Records shown
>>>

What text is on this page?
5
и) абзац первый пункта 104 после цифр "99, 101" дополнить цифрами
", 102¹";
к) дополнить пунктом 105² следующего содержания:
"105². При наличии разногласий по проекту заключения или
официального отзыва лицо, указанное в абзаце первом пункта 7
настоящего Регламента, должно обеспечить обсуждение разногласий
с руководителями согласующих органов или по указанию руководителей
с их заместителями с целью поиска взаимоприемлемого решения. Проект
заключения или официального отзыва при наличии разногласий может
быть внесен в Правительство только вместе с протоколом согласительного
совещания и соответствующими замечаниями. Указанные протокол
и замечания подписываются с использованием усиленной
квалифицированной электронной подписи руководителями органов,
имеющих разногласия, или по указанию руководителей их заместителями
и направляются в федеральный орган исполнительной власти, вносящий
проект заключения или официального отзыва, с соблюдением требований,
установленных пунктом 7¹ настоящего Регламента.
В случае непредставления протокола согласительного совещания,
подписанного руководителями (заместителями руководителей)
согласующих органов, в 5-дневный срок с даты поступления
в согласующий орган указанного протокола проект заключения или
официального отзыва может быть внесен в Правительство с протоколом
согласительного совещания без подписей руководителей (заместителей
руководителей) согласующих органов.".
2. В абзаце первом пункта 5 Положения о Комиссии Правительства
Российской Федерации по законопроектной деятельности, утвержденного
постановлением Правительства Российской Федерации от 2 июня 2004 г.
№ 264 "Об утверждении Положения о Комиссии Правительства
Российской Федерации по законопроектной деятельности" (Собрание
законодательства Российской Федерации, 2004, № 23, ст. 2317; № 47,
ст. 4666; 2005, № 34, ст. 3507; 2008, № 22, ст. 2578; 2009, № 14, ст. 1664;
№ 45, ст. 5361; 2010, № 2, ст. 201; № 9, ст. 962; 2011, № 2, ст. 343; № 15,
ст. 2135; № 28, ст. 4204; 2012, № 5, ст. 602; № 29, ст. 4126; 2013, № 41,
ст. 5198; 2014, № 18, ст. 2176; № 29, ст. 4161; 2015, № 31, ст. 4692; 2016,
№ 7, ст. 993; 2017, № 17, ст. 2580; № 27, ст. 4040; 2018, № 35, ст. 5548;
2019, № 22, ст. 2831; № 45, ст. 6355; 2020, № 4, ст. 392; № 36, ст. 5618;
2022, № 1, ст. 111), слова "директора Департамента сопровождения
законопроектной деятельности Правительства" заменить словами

<<<
>>>

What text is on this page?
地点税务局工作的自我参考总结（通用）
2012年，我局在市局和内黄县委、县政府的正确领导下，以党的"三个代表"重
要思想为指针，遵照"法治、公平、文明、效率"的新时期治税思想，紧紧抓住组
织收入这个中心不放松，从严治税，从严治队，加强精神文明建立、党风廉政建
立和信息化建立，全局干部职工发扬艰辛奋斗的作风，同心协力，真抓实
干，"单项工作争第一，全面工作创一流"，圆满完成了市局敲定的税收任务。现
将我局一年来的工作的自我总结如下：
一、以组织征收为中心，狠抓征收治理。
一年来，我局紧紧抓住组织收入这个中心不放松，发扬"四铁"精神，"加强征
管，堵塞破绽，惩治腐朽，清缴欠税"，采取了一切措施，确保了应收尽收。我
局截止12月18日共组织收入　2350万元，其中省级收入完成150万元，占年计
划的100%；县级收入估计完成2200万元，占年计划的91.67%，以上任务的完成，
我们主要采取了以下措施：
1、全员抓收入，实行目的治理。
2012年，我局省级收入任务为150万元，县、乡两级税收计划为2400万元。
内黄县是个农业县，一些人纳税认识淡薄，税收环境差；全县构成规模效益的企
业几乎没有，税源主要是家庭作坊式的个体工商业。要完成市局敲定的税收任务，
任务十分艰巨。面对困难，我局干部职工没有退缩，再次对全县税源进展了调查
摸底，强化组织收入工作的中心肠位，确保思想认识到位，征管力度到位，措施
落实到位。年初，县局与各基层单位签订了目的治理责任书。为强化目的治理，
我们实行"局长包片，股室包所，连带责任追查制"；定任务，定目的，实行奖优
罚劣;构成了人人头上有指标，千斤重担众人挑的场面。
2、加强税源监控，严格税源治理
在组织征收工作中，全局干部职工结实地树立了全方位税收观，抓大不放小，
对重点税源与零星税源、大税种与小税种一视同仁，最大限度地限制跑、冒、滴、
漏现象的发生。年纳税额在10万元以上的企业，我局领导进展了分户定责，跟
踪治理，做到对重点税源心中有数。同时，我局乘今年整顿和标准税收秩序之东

<<<

Given exercise
Count how many lines above carry the word "органов". Only the number is required.

Task response
4